::: Data for this task :::
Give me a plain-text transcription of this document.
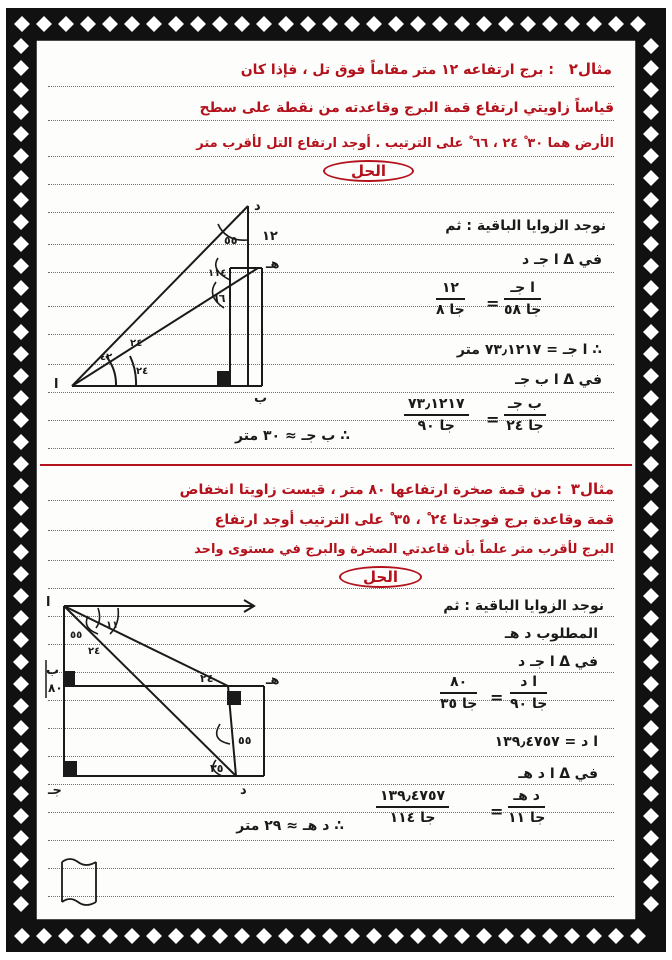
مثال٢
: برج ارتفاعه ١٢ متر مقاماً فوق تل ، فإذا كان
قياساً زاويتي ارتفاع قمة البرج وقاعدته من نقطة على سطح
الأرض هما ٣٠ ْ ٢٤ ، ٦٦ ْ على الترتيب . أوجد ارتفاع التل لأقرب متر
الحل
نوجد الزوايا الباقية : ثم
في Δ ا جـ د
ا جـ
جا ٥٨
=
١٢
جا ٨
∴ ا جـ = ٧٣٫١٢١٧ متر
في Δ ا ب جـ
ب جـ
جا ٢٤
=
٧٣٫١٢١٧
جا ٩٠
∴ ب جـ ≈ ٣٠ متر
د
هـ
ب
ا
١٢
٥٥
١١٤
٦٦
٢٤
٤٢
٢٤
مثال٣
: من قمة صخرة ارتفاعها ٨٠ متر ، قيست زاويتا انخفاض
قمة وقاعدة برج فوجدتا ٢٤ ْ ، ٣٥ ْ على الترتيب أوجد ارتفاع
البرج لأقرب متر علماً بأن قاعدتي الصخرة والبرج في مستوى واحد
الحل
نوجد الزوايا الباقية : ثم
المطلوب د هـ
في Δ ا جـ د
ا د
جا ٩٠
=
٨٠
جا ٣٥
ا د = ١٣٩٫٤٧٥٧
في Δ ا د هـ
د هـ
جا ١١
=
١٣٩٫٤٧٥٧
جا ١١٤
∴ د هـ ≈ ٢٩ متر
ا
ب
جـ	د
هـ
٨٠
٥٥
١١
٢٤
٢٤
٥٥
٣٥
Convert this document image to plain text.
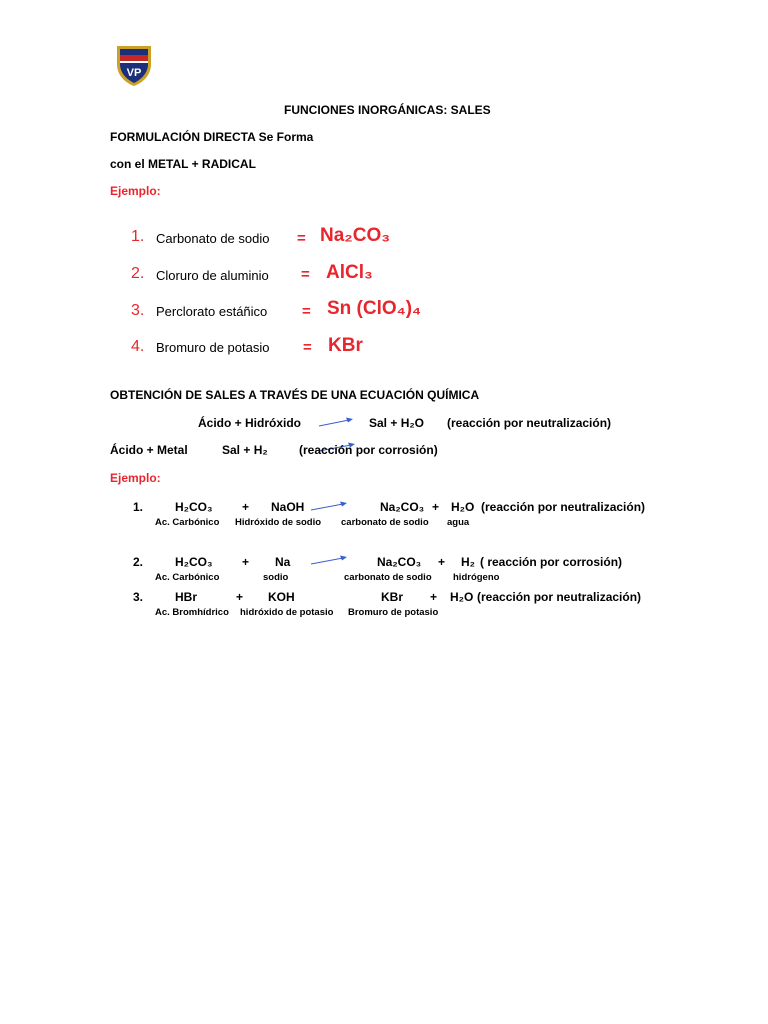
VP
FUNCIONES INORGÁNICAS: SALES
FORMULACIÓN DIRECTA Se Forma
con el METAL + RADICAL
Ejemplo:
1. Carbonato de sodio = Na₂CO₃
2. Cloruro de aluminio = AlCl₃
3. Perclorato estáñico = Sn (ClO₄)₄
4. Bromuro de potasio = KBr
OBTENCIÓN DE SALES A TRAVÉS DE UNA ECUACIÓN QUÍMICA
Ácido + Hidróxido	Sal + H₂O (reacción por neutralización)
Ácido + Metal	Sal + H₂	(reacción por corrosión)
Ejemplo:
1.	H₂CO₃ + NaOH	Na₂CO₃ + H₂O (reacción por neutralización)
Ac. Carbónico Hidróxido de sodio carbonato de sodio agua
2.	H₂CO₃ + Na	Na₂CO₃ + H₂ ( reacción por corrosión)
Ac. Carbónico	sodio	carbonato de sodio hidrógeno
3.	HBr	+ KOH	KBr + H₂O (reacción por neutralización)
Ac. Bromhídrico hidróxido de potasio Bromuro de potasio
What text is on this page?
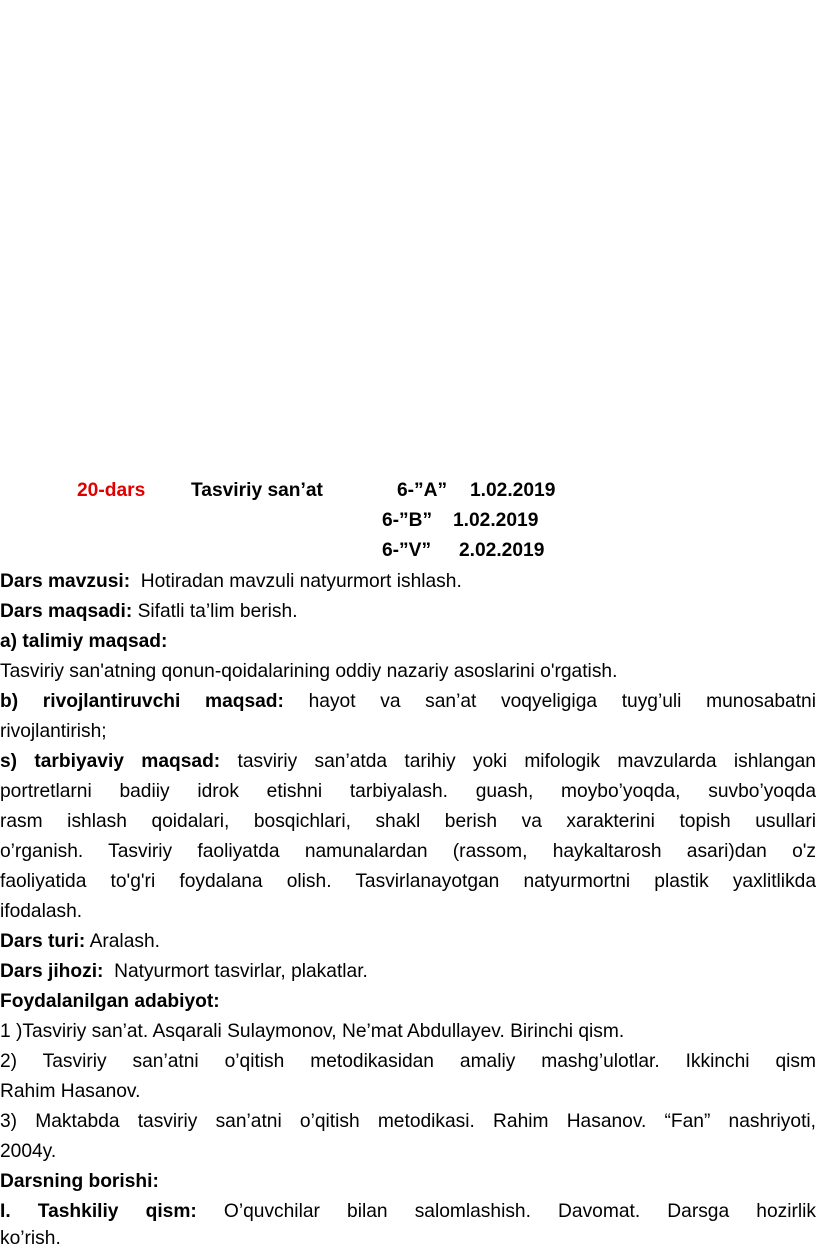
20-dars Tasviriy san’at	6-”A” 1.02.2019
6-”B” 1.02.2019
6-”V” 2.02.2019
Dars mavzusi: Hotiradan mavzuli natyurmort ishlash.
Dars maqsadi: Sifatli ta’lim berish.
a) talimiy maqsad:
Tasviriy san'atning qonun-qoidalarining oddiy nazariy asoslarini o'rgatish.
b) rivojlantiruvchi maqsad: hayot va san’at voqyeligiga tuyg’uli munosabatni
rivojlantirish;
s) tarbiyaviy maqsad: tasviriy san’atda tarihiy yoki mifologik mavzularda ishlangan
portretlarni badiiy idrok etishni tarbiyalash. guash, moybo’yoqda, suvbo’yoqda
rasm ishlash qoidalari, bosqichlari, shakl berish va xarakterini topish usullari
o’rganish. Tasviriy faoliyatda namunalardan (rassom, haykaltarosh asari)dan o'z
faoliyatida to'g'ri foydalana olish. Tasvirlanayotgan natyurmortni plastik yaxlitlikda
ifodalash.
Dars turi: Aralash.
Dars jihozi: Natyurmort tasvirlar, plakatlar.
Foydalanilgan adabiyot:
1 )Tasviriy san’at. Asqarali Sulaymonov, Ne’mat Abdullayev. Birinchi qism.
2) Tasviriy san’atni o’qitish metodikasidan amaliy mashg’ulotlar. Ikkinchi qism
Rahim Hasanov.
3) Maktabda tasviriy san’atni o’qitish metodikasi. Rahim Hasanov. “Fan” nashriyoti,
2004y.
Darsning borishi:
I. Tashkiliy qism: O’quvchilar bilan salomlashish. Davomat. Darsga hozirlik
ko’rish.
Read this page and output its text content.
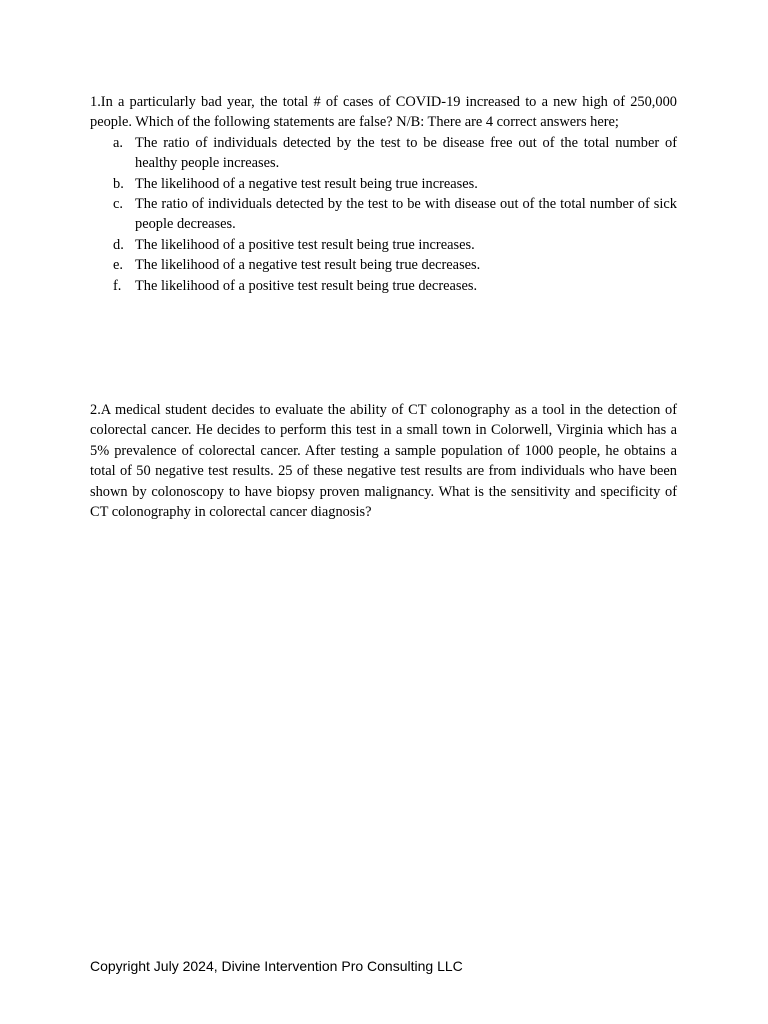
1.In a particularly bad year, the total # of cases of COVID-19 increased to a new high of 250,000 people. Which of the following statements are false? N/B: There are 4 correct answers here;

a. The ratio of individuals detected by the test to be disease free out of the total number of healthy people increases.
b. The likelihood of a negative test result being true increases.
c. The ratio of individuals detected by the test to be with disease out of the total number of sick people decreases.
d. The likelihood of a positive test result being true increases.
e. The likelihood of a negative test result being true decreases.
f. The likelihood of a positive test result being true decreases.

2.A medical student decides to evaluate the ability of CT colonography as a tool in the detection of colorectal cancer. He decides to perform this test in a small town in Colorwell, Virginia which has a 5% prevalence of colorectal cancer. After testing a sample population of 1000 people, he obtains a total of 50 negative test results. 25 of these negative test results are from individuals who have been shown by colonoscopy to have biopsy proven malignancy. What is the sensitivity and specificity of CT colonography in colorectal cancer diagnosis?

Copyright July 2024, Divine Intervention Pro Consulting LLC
:::
=== Written problem ===
Images should not appear in the copy; retype the listing above exactly.

=== Task result ===
Give me a plain-text transcription of this document.
مثال٢
: برج ارتفاعه ١٢ متر مقاماً فوق تل ، فإذا كان
قياساً زاويتي ارتفاع قمة البرج وقاعدته من نقطة على سطح
الأرض هما ٣٠ ْ ٢٤ ، ٦٦ ْ على الترتيب . أوجد ارتفاع التل لأقرب متر
الحل
نوجد الزوايا الباقية : ثم
في Δ ا جـ د
ا جـ
جا ٥٨
=
١٢
جا ٨
∴ ا جـ = ٧٣٫١٢١٧ متر
في Δ ا ب جـ
ب جـ
جا ٢٤
=
٧٣٫١٢١٧
جا ٩٠
∴ ب جـ ≈ ٣٠ متر
د
هـ
ب
ا
١٢
٥٥
١١٤
٦٦
٢٤
٤٢
٢٤
مثال٣
: من قمة صخرة ارتفاعها ٨٠ متر ، قيست زاويتا انخفاض
قمة وقاعدة برج فوجدتا ٢٤ ْ ، ٣٥ ْ على الترتيب أوجد ارتفاع
البرج لأقرب متر علماً بأن قاعدتي الصخرة والبرج في مستوى واحد
الحل
نوجد الزوايا الباقية : ثم
المطلوب د هـ
في Δ ا جـ د
ا د
جا ٩٠
=
٨٠
جا ٣٥
ا د = ١٣٩٫٤٧٥٧
في Δ ا د هـ
د هـ
جا ١١
=
١٣٩٫٤٧٥٧
جا ١١٤
∴ د هـ ≈ ٢٩ متر
ا
ب
جـ	د
هـ
٨٠
٥٥
١١
٢٤
٢٤
٥٥
٣٥
Convert this document image to plain text.
VP
FUNCIONES INORGÁNICAS: SALES
FORMULACIÓN DIRECTA Se Forma
con el METAL + RADICAL
Ejemplo:
1. Carbonato de sodio = Na₂CO₃
2. Cloruro de aluminio = AlCl₃
3. Perclorato estáñico = Sn (ClO₄)₄
4. Bromuro de potasio = KBr
OBTENCIÓN DE SALES A TRAVÉS DE UNA ECUACIÓN QUÍMICA
Ácido + Hidróxido	Sal + H₂O (reacción por neutralización)
Ácido + Metal	Sal + H₂	(reacción por corrosión)
Ejemplo:
1.	H₂CO₃ + NaOH	Na₂CO₃ + H₂O (reacción por neutralización)
Ac. Carbónico Hidróxido de sodio carbonato de sodio agua
2.	H₂CO₃ + Na	Na₂CO₃ + H₂ ( reacción por corrosión)
Ac. Carbónico	sodio	carbonato de sodio hidrógeno
3.	HBr	+ KOH	KBr + H₂O (reacción por neutralización)
Ac. Bromhídrico hidróxido de potasio Bromuro de potasio
What text is on this page?
20-dars Tasviriy san’at	6-”A” 1.02.2019
6-”B” 1.02.2019
6-”V” 2.02.2019
Dars mavzusi: Hotiradan mavzuli natyurmort ishlash.
Dars maqsadi: Sifatli ta’lim berish.
a) talimiy maqsad:
Tasviriy san'atning qonun-qoidalarining oddiy nazariy asoslarini o'rgatish.
b) rivojlantiruvchi maqsad: hayot va san’at voqyeligiga tuyg’uli munosabatni
rivojlantirish;
s) tarbiyaviy maqsad: tasviriy san’atda tarihiy yoki mifologik mavzularda ishlangan
portretlarni badiiy idrok etishni tarbiyalash. guash, moybo’yoqda, suvbo’yoqda
rasm ishlash qoidalari, bosqichlari, shakl berish va xarakterini topish usullari
o’rganish. Tasviriy faoliyatda namunalardan (rassom, haykaltarosh asari)dan o'z
faoliyatida to'g'ri foydalana olish. Tasvirlanayotgan natyurmortni plastik yaxlitlikda
ifodalash.
Dars turi: Aralash.
Dars jihozi: Natyurmort tasvirlar, plakatlar.
Foydalanilgan adabiyot:
1 )Tasviriy san’at. Asqarali Sulaymonov, Ne’mat Abdullayev. Birinchi qism.
2) Tasviriy san’atni o’qitish metodikasidan amaliy mashg’ulotlar. Ikkinchi qism
Rahim Hasanov.
3) Maktabda tasviriy san’atni o’qitish metodikasi. Rahim Hasanov. “Fan” nashriyoti,
2004y.
Darsning borishi:
I. Tashkiliy qism: O’quvchilar bilan salomlashish. Davomat. Darsga hozirlik
ko’rish.
Read this page and output its text content.
1.In a particularly bad year, the total # of cases of COVID-19 increased to a new high of 250,000 people. Which of the following statements are false? N/B: There are 4 correct answers here;

a. The ratio of individuals detected by the test to be disease free out of the total number of healthy people increases.
b. The likelihood of a negative test result being true increases.
c. The ratio of individuals detected by the test to be with disease out of the total number of sick people decreases.
d. The likelihood of a positive test result being true increases.
e. The likelihood of a negative test result being true decreases.
f. The likelihood of a positive test result being true decreases.

2.A medical student decides to evaluate the ability of CT colonography as a tool in the detection of colorectal cancer. He decides to perform this test in a small town in Colorwell, Virginia which has a 5% prevalence of colorectal cancer. After testing a sample population of 1000 people, he obtains a total of 50 negative test results. 25 of these negative test results are from individuals who have been shown by colonoscopy to have biopsy proven malignancy. What is the sensitivity and specificity of CT colonography in colorectal cancer diagnosis?

Copyright July 2024, Divine Intervention Pro Consulting LLC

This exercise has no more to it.